Requirement:
Look for the string "قالت" and copy every line that has it.

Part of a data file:
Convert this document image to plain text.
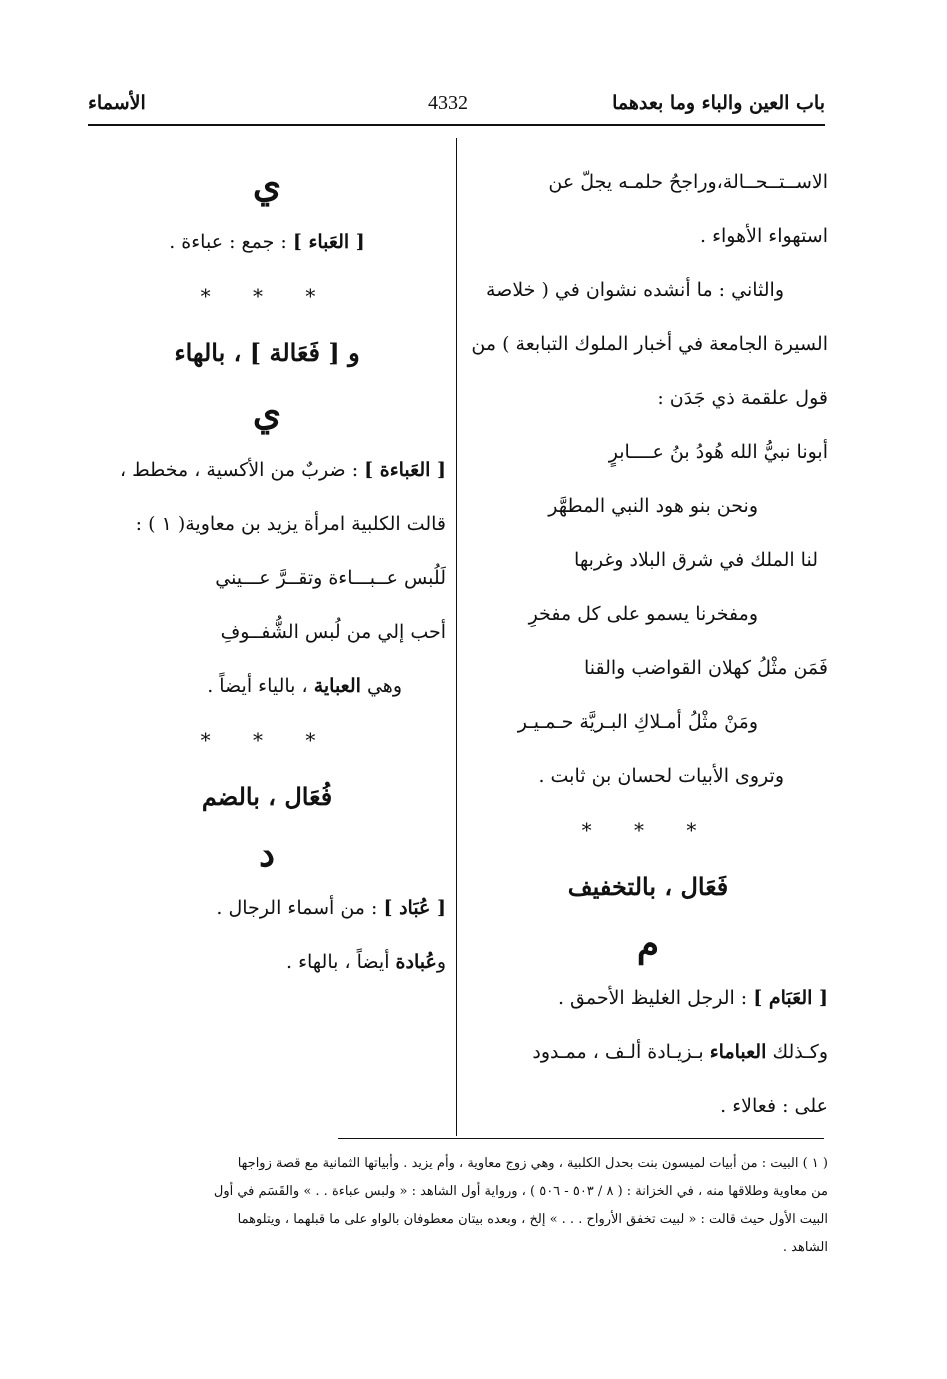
باب العين والباء وما بعدهما
4332
الأسماء
الاســتــحــالة،وراجحُ حلمـه يجلّ عن
استهواء الأهواء .
والثاني : ما أنشده نشوان في ( خلاصة
السيرة الجامعة في أخبار الملوك التبابعة ) من
قول علقمة ذي جَدَن :
أبونا نبيُّ الله هُودُ بنُ عــــابرٍ
ونحن بنو هود النبي المطهَّر
لنا الملك في شرق البلاد وغربها
ومفخرنا يسمو على كل مفخرِ
فَمَن مثْلُ كهلان القواضب والقنا
ومَنْ مثْلُ أمـلاكِ البـريَّة حـمـيـر
وتروى الأبيات لحسان بن ثابت .
* * *
فَعَال ، بالتخفيف
م
[ العَبَام ] : الرجل الغليظ الأحمق .
وكـذلك العباماء بـزيـادة ألـف ، ممـدود
على : فعالاء .
ي
[ العَباء ] : جمع : عباءة .
* * *
و [ فَعَالة ] ، بالهاء
ي
[ العَباءة ] : ضربٌ من الأكسية ، مخطط ،
قالت الكلبية امرأة يزيد بن معاوية( ١ ) :
لَلُبس عــبـــاءة وتقــرَّ عـــيني
أحب إلي من لُبس الشُّفــوفِ
وهي العباية ، بالياء أيضاً .
* * *
فُعَال ، بالضم
د
[ عُبَاد ] : من أسماء الرجال .
وعُبادة أيضاً ، بالهاء .
( ١ ) البيت : من أبيات لميسون بنت بحدل الكلبية ، وهي زوج معاوية ، وأم يزيد . وأبياتها الثمانية مع قصة زواجها
من معاوية وطلاقها منه ، في الخزانة : ( ٨ / ٥٠٣ - ٥٠٦ ) ، ورواية أول الشاهد : « ولبس عباءة . . » والقَسَم في أول
البيت الأول حيث قالت : « لبيت تخفق الأرواح . . . » إلخ ، وبعده بيتان معطوفان بالواو على ما قبلهما ، ويتلوهما
الشاهد .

The answer:
قالت الكلبية امرأة يزيد بن معاوية( ١ ) :
البيت الأول حيث قالت : « لبيت تخفق الأرواح . . . » إلخ ، وبعده بيتان معطوفان بالواو على ما قبلهما ، ويتلوهما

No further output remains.